Read the lines that follow and pick out every one containing the word "TARSH".

(Figure collection entries)
----------------------------------------
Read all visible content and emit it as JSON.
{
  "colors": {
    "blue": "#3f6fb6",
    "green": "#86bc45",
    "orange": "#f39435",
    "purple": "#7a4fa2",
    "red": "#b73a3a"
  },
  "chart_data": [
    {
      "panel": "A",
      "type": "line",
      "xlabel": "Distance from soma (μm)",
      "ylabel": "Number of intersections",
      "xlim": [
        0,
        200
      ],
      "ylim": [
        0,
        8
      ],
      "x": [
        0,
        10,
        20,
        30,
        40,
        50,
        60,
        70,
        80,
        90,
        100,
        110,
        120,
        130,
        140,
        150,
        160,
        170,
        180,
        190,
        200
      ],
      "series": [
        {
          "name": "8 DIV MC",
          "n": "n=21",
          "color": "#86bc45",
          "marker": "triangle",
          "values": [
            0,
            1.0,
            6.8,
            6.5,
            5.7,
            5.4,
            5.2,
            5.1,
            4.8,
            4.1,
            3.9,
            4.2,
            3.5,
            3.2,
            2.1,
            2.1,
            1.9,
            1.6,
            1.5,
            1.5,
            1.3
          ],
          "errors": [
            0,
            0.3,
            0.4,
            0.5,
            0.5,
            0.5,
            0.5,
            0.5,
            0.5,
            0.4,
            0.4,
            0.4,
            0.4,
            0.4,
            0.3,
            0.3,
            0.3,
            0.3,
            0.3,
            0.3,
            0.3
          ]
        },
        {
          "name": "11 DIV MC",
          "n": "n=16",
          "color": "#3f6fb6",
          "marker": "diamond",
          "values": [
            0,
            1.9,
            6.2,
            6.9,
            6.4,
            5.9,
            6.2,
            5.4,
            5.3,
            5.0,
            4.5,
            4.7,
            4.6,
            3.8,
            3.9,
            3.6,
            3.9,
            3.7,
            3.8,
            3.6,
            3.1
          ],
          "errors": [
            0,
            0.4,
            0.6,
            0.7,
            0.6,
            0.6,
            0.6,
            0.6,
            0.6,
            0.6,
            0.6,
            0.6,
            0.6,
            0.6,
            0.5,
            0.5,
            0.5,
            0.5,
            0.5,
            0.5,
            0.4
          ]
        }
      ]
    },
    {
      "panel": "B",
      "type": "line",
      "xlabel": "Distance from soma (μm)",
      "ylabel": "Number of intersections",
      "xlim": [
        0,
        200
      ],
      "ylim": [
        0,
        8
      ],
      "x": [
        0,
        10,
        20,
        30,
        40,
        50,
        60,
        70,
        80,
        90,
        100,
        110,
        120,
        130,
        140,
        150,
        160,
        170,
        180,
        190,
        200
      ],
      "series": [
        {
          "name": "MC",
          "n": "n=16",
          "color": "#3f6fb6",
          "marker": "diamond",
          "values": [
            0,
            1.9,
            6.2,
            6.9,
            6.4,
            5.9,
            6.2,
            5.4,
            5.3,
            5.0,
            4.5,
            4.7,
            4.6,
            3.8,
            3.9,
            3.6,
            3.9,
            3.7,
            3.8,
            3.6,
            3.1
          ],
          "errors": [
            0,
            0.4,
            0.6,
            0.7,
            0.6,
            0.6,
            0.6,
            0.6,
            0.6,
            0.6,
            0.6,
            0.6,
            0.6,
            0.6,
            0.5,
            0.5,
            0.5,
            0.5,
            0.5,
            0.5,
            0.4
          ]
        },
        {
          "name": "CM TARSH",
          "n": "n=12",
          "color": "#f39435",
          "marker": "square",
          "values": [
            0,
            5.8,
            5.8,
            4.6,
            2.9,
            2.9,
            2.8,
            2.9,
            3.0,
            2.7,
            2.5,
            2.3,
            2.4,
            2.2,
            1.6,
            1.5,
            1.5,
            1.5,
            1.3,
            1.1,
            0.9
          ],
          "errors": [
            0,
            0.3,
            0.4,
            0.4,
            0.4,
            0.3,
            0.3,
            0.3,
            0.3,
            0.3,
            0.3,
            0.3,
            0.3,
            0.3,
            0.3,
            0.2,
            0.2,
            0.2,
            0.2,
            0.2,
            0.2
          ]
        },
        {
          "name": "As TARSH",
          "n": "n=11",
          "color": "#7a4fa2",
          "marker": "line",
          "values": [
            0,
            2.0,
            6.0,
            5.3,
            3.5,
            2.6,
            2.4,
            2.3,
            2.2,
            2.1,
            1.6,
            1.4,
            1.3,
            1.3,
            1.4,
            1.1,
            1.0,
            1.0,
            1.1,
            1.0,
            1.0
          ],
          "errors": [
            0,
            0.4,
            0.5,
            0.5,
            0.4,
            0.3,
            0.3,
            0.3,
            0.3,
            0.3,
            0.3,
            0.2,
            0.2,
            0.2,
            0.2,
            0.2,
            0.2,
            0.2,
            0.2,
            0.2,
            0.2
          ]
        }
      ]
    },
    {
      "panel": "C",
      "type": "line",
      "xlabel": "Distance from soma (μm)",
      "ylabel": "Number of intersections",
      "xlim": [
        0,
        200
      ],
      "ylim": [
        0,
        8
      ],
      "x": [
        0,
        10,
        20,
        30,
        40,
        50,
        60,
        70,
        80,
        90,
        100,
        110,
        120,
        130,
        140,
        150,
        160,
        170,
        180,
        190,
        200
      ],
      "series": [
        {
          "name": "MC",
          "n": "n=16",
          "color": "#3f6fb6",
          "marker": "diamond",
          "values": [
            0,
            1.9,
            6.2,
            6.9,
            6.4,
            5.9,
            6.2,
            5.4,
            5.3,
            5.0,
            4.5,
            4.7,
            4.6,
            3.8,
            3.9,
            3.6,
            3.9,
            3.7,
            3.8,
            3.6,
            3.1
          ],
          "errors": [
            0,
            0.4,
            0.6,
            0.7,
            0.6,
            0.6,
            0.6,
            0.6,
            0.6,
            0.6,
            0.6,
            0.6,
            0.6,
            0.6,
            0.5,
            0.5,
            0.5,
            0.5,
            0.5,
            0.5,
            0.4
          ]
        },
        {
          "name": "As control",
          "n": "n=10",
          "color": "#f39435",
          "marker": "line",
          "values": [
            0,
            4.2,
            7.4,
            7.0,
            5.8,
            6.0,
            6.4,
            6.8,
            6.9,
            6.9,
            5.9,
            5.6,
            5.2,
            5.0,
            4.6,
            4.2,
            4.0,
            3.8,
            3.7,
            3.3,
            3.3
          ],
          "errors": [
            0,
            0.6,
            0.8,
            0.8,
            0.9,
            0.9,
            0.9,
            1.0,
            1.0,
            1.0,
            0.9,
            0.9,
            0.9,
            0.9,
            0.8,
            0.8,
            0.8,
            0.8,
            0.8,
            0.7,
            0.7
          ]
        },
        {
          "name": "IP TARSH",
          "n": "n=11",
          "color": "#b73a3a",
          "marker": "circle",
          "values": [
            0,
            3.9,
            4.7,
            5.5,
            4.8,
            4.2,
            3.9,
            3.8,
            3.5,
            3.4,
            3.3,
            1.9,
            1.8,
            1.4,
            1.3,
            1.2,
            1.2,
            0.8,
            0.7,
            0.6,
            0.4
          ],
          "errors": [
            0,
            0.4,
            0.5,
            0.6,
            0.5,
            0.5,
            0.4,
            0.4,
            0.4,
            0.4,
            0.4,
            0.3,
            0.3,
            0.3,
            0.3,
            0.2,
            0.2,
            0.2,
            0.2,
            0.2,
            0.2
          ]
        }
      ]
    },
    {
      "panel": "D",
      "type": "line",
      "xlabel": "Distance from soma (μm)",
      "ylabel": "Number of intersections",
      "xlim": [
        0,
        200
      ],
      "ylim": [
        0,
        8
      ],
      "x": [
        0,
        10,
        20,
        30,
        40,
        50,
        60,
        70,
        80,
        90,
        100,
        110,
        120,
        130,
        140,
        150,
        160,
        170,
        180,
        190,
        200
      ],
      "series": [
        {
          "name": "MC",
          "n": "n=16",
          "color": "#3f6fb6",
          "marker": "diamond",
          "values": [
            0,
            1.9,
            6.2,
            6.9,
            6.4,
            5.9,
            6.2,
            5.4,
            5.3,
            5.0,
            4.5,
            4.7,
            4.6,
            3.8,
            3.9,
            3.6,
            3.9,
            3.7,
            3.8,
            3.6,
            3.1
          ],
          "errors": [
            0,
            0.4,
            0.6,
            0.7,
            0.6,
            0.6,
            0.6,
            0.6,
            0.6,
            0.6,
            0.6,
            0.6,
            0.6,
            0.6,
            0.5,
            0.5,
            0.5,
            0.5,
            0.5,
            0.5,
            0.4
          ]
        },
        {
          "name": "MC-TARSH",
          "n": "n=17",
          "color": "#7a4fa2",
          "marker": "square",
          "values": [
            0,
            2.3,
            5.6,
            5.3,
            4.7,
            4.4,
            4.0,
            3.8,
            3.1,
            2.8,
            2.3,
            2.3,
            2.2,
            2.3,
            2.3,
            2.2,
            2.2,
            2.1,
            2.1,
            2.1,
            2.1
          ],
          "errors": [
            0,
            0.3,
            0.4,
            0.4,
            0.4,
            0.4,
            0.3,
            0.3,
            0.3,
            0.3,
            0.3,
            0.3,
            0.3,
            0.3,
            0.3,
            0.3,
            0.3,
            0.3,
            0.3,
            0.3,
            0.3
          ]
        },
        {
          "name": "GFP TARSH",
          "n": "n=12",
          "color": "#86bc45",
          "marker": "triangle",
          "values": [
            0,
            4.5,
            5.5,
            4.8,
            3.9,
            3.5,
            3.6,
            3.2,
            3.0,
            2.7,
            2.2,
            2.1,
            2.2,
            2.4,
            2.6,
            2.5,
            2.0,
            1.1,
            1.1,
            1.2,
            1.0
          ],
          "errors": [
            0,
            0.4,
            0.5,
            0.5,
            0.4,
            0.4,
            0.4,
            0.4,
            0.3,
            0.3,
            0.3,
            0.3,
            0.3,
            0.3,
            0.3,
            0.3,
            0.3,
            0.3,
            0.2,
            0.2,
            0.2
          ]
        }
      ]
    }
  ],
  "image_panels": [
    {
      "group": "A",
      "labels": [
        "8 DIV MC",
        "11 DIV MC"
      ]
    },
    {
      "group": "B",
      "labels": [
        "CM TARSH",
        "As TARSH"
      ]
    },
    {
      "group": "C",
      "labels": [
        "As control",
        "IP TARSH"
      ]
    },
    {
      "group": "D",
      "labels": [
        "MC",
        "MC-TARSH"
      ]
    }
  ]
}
----------------------------------------
▶ SOLUTION TO THIS TASK:
          "name": "CM TARSH",
          "name": "As TARSH",
          "name": "IP TARSH",
          "name": "MC-TARSH",
          "name": "GFP TARSH",
        "CM TARSH",
        "As TARSH"
        "IP TARSH"
        "MC-TARSH"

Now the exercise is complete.